• _INSTRUCTIONS FOR THE TASK_: Each line of the material below that holds the word "интернет" needs to be copied.

• _DATASET EXTRACT_:
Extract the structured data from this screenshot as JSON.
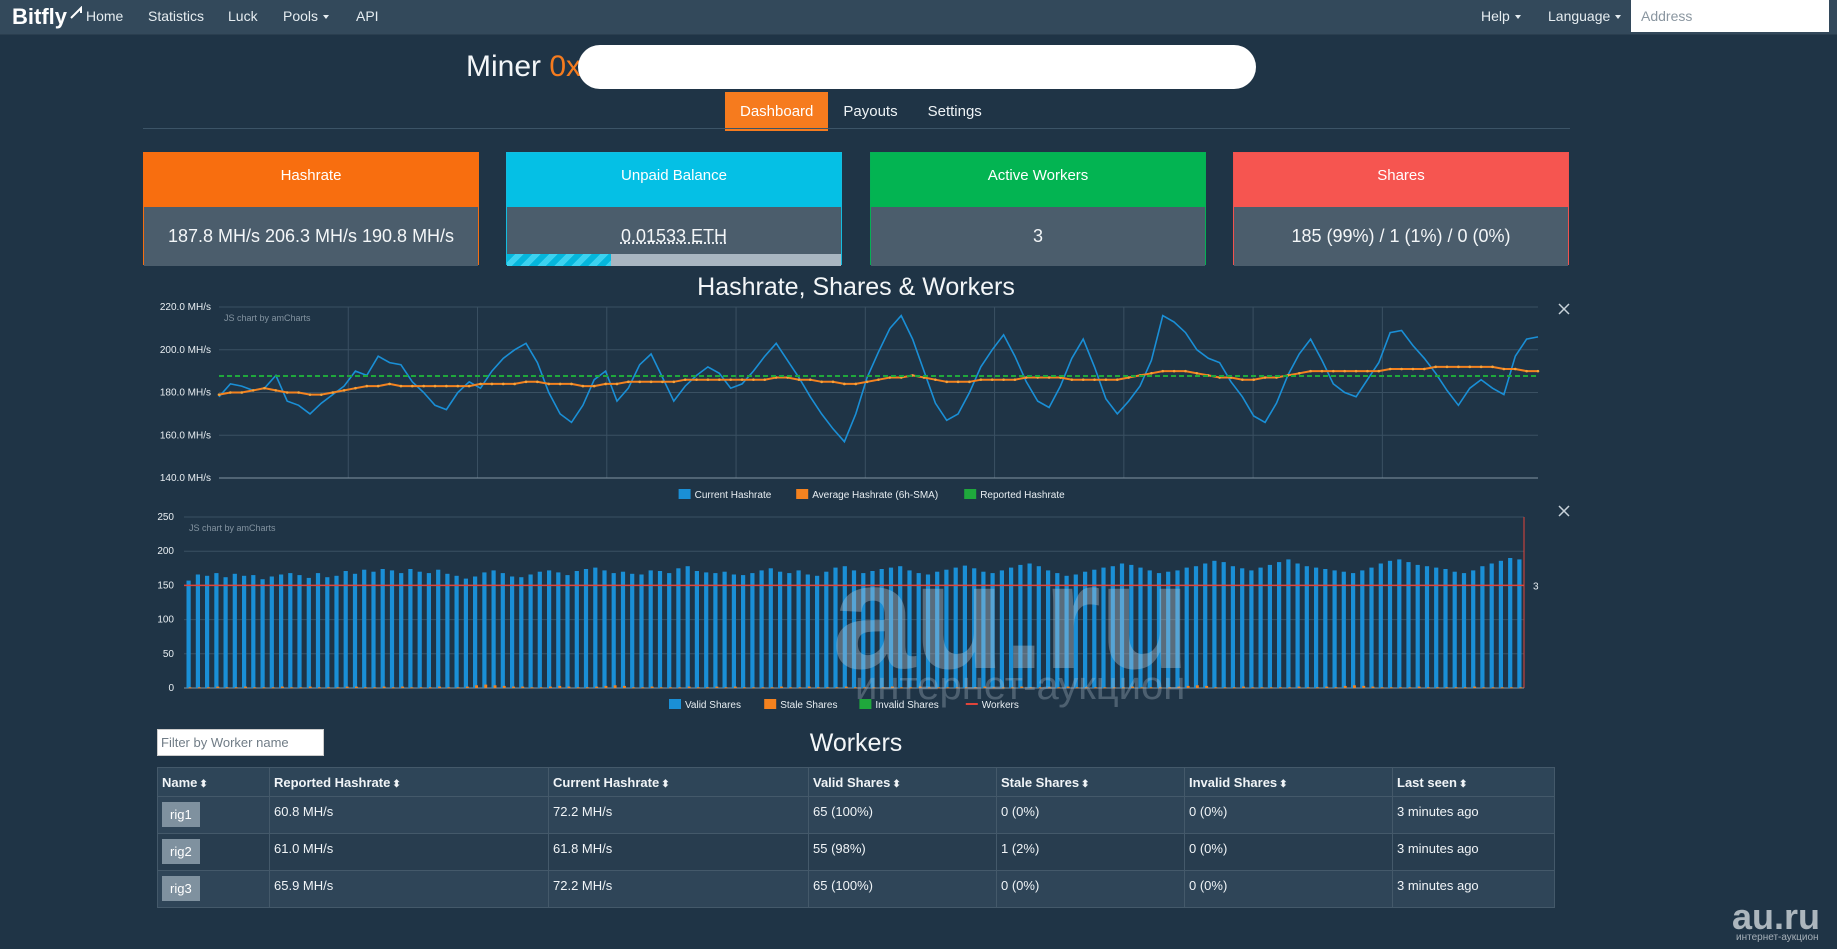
{
  "nav": {
    "brand": "Bitfly",
    "home": "Home",
    "statistics": "Statistics",
    "luck": "Luck",
    "pools": "Pools",
    "api": "API",
    "help": "Help",
    "language": "Language",
    "address_placeholder": "Address"
  },
  "miner": {
    "label": "Miner",
    "address_prefix": "0x"
  },
  "tabs": {
    "dashboard": "Dashboard",
    "payouts": "Payouts",
    "settings": "Settings"
  },
  "stats": {
    "hashrate": {
      "title": "Hashrate",
      "value": "187.8 MH/s 206.3 MH/s 190.8 MH/s"
    },
    "balance": {
      "title": "Unpaid Balance",
      "value": "0.01533 ETH",
      "progress": 0.31
    },
    "workers": {
      "title": "Active Workers",
      "value": "3"
    },
    "shares": {
      "title": "Shares",
      "value": "185 (99%) / 1 (1%) / 0 (0%)"
    }
  },
  "chart_section_title": "Hashrate, Shares & Workers",
  "chart_credit": "JS chart by amCharts",
  "chart_data": [
    {
      "type": "line",
      "ylim": [
        140,
        220
      ],
      "y_ticks": [
        "220.0 MH/s",
        "200.0 MH/s",
        "180.0 MH/s",
        "160.0 MH/s",
        "140.0 MH/s"
      ],
      "series": [
        {
          "name": "Current Hashrate",
          "color": "#1a8fd6",
          "values": [
            178,
            184,
            183,
            181,
            182,
            188,
            176,
            174,
            170,
            175,
            179,
            183,
            190,
            188,
            197,
            194,
            193,
            185,
            180,
            174,
            172,
            180,
            185,
            182,
            190,
            196,
            200,
            203,
            194,
            180,
            170,
            166,
            174,
            186,
            190,
            176,
            182,
            193,
            198,
            187,
            176,
            183,
            188,
            192,
            189,
            182,
            184,
            190,
            197,
            203,
            195,
            187,
            178,
            170,
            163,
            157,
            170,
            187,
            199,
            210,
            216,
            205,
            190,
            175,
            167,
            170,
            180,
            192,
            200,
            207,
            197,
            185,
            176,
            173,
            183,
            196,
            205,
            192,
            177,
            170,
            176,
            183,
            195,
            216,
            213,
            208,
            200,
            196,
            194,
            185,
            178,
            169,
            166,
            175,
            188,
            198,
            205,
            195,
            184,
            180,
            178,
            186,
            194,
            208,
            209,
            202,
            196,
            189,
            181,
            174,
            182,
            186,
            182,
            179,
            197,
            205,
            206
          ]
        },
        {
          "name": "Average Hashrate (6h-SMA)",
          "color": "#f4821f",
          "values": [
            179,
            180,
            180,
            181,
            182,
            181,
            180,
            180,
            179,
            179,
            180,
            181,
            182,
            183,
            183,
            184,
            183,
            183,
            183,
            183,
            183,
            183,
            183,
            184,
            184,
            184,
            184,
            185,
            185,
            184,
            184,
            184,
            183,
            183,
            184,
            184,
            185,
            185,
            185,
            185,
            185,
            186,
            186,
            186,
            186,
            186,
            186,
            186,
            186,
            187,
            187,
            186,
            186,
            185,
            185,
            184,
            184,
            185,
            186,
            187,
            187,
            188,
            187,
            186,
            185,
            185,
            185,
            186,
            186,
            186,
            186,
            187,
            187,
            187,
            187,
            186,
            186,
            186,
            186,
            186,
            187,
            188,
            189,
            190,
            190,
            190,
            189,
            188,
            187,
            187,
            186,
            186,
            187,
            187,
            188,
            189,
            190,
            190,
            190,
            190,
            190,
            190,
            190,
            191,
            191,
            191,
            191,
            192,
            192,
            192,
            192,
            192,
            192,
            191,
            191,
            190,
            190
          ]
        },
        {
          "name": "Reported Hashrate",
          "color": "#1fa83c",
          "values": [
            187.7,
            187.7,
            187.7,
            187.7,
            187.7,
            187.7,
            187.7,
            187.7,
            187.7,
            187.7,
            187.7,
            187.7,
            187.7,
            187.7,
            187.7,
            187.7,
            187.7,
            187.7,
            187.7,
            187.7,
            187.7,
            187.7,
            187.7,
            187.7,
            187.7,
            187.7,
            187.7,
            187.7,
            187.7,
            187.7,
            187.7,
            187.7,
            187.7,
            187.7,
            187.7,
            187.7,
            187.7,
            187.7,
            187.7,
            187.7,
            187.7,
            187.7,
            187.7,
            187.7,
            187.7,
            187.7,
            187.7,
            187.7,
            187.7,
            187.7,
            187.7,
            187.7,
            187.7,
            187.7,
            187.7,
            187.7,
            187.7,
            187.7,
            187.7,
            187.7,
            187.7,
            187.7,
            187.7,
            187.7,
            187.7,
            187.7,
            187.7,
            187.7,
            187.7,
            187.7,
            187.7,
            187.7,
            187.7,
            187.7,
            187.7,
            187.7,
            187.7,
            187.7,
            187.7,
            187.7,
            187.7,
            187.7,
            187.7,
            187.7,
            187.7,
            187.7,
            187.7,
            187.7,
            187.7,
            187.7,
            187.7,
            187.7,
            187.7,
            187.7,
            187.7,
            187.7,
            187.7,
            187.7,
            187.7,
            187.7,
            187.7,
            187.7,
            187.7,
            187.7,
            187.7,
            187.7,
            187.7,
            187.7,
            187.7,
            187.7,
            187.7,
            187.7,
            187.7,
            187.7,
            187.7,
            187.7,
            187.7
          ]
        }
      ],
      "grid": true,
      "legend": "bottom"
    },
    {
      "type": "bar",
      "ylim": [
        0,
        250
      ],
      "y_ticks": [
        "250",
        "200",
        "150",
        "100",
        "50",
        "0"
      ],
      "right_axis_label": "3",
      "series": [
        {
          "name": "Valid Shares",
          "color": "#1a8fd6",
          "values": [
            157,
            166,
            164,
            168,
            162,
            167,
            164,
            165,
            159,
            163,
            166,
            168,
            165,
            161,
            168,
            162,
            164,
            171,
            167,
            173,
            170,
            174,
            172,
            168,
            174,
            170,
            168,
            173,
            167,
            164,
            160,
            163,
            169,
            172,
            168,
            163,
            162,
            166,
            170,
            172,
            169,
            165,
            171,
            174,
            176,
            172,
            168,
            170,
            167,
            166,
            172,
            171,
            168,
            175,
            178,
            171,
            169,
            168,
            170,
            166,
            165,
            168,
            172,
            175,
            170,
            168,
            172,
            166,
            164,
            170,
            176,
            178,
            172,
            168,
            171,
            174,
            176,
            178,
            172,
            168,
            166,
            170,
            173,
            176,
            179,
            175,
            170,
            168,
            172,
            176,
            180,
            182,
            178,
            172,
            168,
            164,
            166,
            170,
            173,
            176,
            178,
            182,
            180,
            176,
            172,
            168,
            170,
            172,
            176,
            178,
            182,
            186,
            184,
            178,
            175,
            172,
            176,
            180,
            184,
            188,
            182,
            178,
            176,
            174,
            172,
            170,
            168,
            172,
            176,
            182,
            186,
            188,
            184,
            180,
            178,
            176,
            174,
            170,
            168,
            172,
            178,
            182,
            186,
            190,
            188
          ]
        },
        {
          "name": "Stale Shares",
          "color": "#f4821f",
          "values": [
            1,
            1,
            1,
            2,
            1,
            1,
            2,
            1,
            1,
            1,
            2,
            1,
            1,
            2,
            1,
            1,
            1,
            2,
            2,
            1,
            1,
            2,
            1,
            2,
            1,
            1,
            1,
            2,
            1,
            1,
            2,
            4,
            5,
            4,
            3,
            2,
            2,
            1,
            1,
            2,
            3,
            2,
            1,
            1,
            2,
            3,
            4,
            3,
            1,
            1,
            2,
            1,
            1,
            1,
            2,
            1,
            1,
            2,
            1,
            2,
            1,
            1,
            1,
            1,
            2,
            1,
            1,
            2,
            1,
            1,
            1,
            2,
            1,
            1,
            1,
            1,
            2,
            1,
            1,
            2,
            1,
            1,
            1,
            1,
            1,
            1,
            2,
            1,
            1,
            1,
            2,
            1,
            1,
            1,
            1,
            2,
            1,
            1,
            1,
            1,
            1,
            1,
            2,
            1,
            1,
            1,
            1,
            2,
            3,
            4,
            3,
            1,
            1,
            1,
            2,
            1,
            1,
            1,
            1,
            1,
            2,
            1,
            1,
            2,
            1,
            3,
            4,
            3,
            2,
            1,
            1,
            1,
            1,
            2,
            1,
            1,
            1,
            1,
            1,
            2,
            1,
            1,
            1,
            1,
            1
          ]
        },
        {
          "name": "Invalid Shares",
          "color": "#1fa83c",
          "values": [
            0,
            0,
            0,
            0,
            0,
            0,
            0,
            0,
            0,
            0,
            0,
            0,
            0,
            0,
            0,
            0,
            0,
            0,
            0,
            0,
            0,
            0,
            0,
            0,
            0,
            0,
            0,
            0,
            0,
            0,
            0,
            0,
            0,
            0,
            0,
            0,
            0,
            0,
            0,
            0,
            0,
            0,
            0,
            0,
            0,
            0,
            0,
            0,
            0,
            0,
            0,
            0,
            0,
            0,
            0,
            0,
            0,
            0,
            0,
            0,
            0,
            0,
            0,
            0,
            0,
            0,
            0,
            0,
            0,
            0,
            0,
            0,
            0,
            0,
            0,
            0,
            0,
            0,
            0,
            0,
            0,
            0,
            0,
            0,
            0,
            0,
            0,
            0,
            0,
            0,
            0,
            0,
            0,
            0,
            0,
            0,
            0,
            0,
            0,
            0,
            0,
            0,
            0,
            0,
            0,
            0,
            0,
            0,
            0,
            0,
            0,
            0,
            0,
            0,
            0,
            0,
            0,
            0,
            0,
            0,
            0,
            0,
            0,
            0,
            0,
            0,
            0,
            0,
            0,
            0,
            0,
            0,
            0,
            0,
            0,
            0,
            0,
            0,
            0,
            0,
            0,
            0,
            0,
            0,
            0
          ]
        },
        {
          "name": "Workers",
          "color": "#e0443a",
          "axis": "right",
          "constant": 3
        }
      ],
      "grid": true,
      "legend": "bottom"
    }
  ],
  "workers": {
    "title": "Workers",
    "filter_placeholder": "Filter by Worker name",
    "columns": [
      "Name",
      "Reported Hashrate",
      "Current Hashrate",
      "Valid Shares",
      "Stale Shares",
      "Invalid Shares",
      "Last seen"
    ],
    "rows": [
      [
        "rig1",
        "60.8 MH/s",
        "72.2 MH/s",
        "65 (100%)",
        "0 (0%)",
        "0 (0%)",
        "3 minutes ago"
      ],
      [
        "rig2",
        "61.0 MH/s",
        "61.8 MH/s",
        "55 (98%)",
        "1 (2%)",
        "0 (0%)",
        "3 minutes ago"
      ],
      [
        "rig3",
        "65.9 MH/s",
        "72.2 MH/s",
        "65 (100%)",
        "0 (0%)",
        "0 (0%)",
        "3 minutes ago"
      ]
    ]
  },
  "watermark": {
    "big": "au.ru",
    "sub": "интернет-аукцион",
    "corner": "au.ru",
    "corner_sub": "интернет-аукцион"
  }
}
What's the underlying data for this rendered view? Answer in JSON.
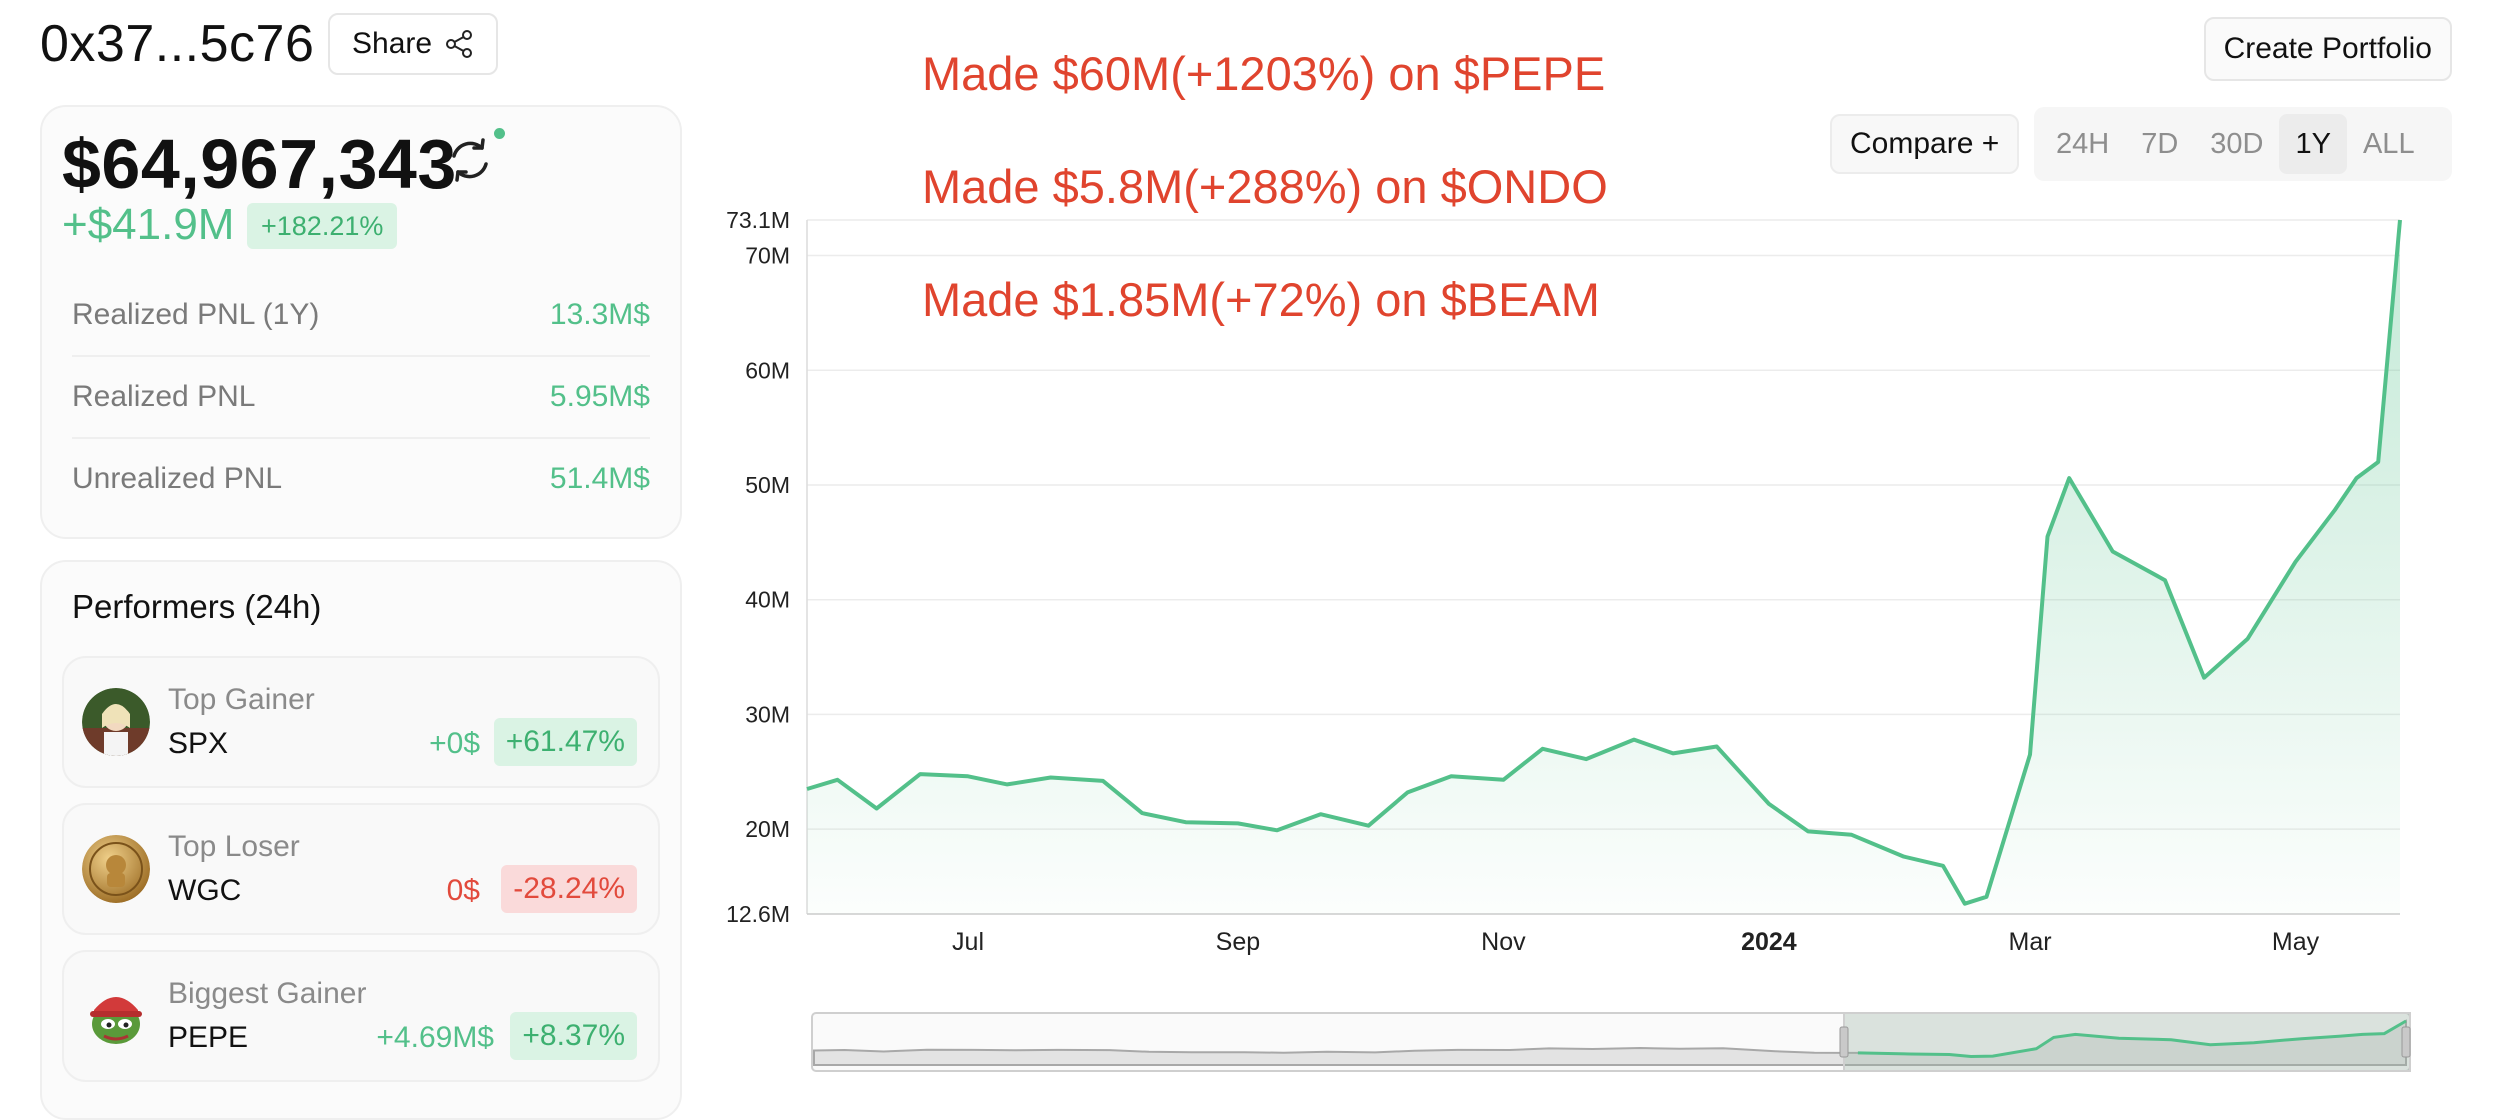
{
  "header": {
    "wallet_address": "0x37...5c76",
    "share_label": "Share",
    "create_portfolio_label": "Create Portfolio"
  },
  "annotations": [
    "Made $60M(+1203%) on $PEPE",
    "Made $5.8M(+288%) on $ONDO",
    "Made $1.85M(+72%) on $BEAM"
  ],
  "portfolio": {
    "total_value": "$64,967,343",
    "pnl_amount": "+$41.9M",
    "pnl_percent": "+182.21%",
    "rows": [
      {
        "label": "Realized PNL (1Y)",
        "value": "13.3M$"
      },
      {
        "label": "Realized PNL",
        "value": "5.95M$"
      },
      {
        "label": "Unrealized PNL",
        "value": "51.4M$"
      }
    ]
  },
  "performers": {
    "title": "Performers (24h)",
    "items": [
      {
        "label": "Top Gainer",
        "symbol": "SPX",
        "amount": "+0$",
        "percent": "+61.47%",
        "trend": "up"
      },
      {
        "label": "Top Loser",
        "symbol": "WGC",
        "amount": "0$",
        "percent": "-28.24%",
        "trend": "down"
      },
      {
        "label": "Biggest Gainer",
        "symbol": "PEPE",
        "amount": "+4.69M$",
        "percent": "+8.37%",
        "trend": "up"
      }
    ]
  },
  "controls": {
    "compare_label": "Compare +",
    "ranges": [
      "24H",
      "7D",
      "30D",
      "1Y",
      "ALL"
    ],
    "active_range": "1Y"
  },
  "colors": {
    "accent_green": "#53c08a",
    "loss_red": "#e24a3c",
    "annotation_red": "#e0442e"
  },
  "chart_data": {
    "type": "area",
    "title": "",
    "xlabel": "",
    "ylabel": "",
    "ylim": [
      12.6,
      73.1
    ],
    "y_ticks": [
      "73.1M",
      "70M",
      "60M",
      "50M",
      "40M",
      "30M",
      "20M",
      "12.6M"
    ],
    "y_tick_values": [
      73.1,
      70,
      60,
      50,
      40,
      30,
      20,
      12.6
    ],
    "x_ticks": [
      "Jul",
      "Sep",
      "Nov",
      "2024",
      "Mar",
      "May"
    ],
    "x_tick_dates": [
      "2023-07-01",
      "2023-09-01",
      "2023-11-01",
      "2024-01-01",
      "2024-03-01",
      "2024-05-01"
    ],
    "xlim": [
      "2023-05-25",
      "2024-05-25"
    ],
    "grid": true,
    "series": [
      {
        "x": [
          "2023-05-25",
          "2023-06-01",
          "2023-06-10",
          "2023-06-20",
          "2023-07-01",
          "2023-07-10",
          "2023-07-20",
          "2023-08-01",
          "2023-08-10",
          "2023-08-20",
          "2023-09-01",
          "2023-09-10",
          "2023-09-20",
          "2023-10-01",
          "2023-10-10",
          "2023-10-20",
          "2023-11-01",
          "2023-11-10",
          "2023-11-20",
          "2023-12-01",
          "2023-12-10",
          "2023-12-20",
          "2024-01-01",
          "2024-01-10",
          "2024-01-20",
          "2024-02-01",
          "2024-02-10",
          "2024-02-15",
          "2024-02-20",
          "2024-03-01",
          "2024-03-05",
          "2024-03-10",
          "2024-03-20",
          "2024-04-01",
          "2024-04-10",
          "2024-04-20",
          "2024-05-01",
          "2024-05-10",
          "2024-05-15",
          "2024-05-20",
          "2024-05-25"
        ],
        "y": [
          23.5,
          24.3,
          21.8,
          24.8,
          24.6,
          23.9,
          24.5,
          24.2,
          21.4,
          20.6,
          20.5,
          19.9,
          21.3,
          20.3,
          23.2,
          24.6,
          24.3,
          27.0,
          26.1,
          27.8,
          26.6,
          27.2,
          22.2,
          19.8,
          19.5,
          17.6,
          16.8,
          13.5,
          14.1,
          26.5,
          45.5,
          50.6,
          44.2,
          41.7,
          33.2,
          36.6,
          43.3,
          47.8,
          50.6,
          52.0,
          73.1
        ]
      }
    ]
  }
}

• _COMPLETED EXERCISE_:
    "sub": "интернет-аукцион",
    "corner_sub": "интернет-аукцион"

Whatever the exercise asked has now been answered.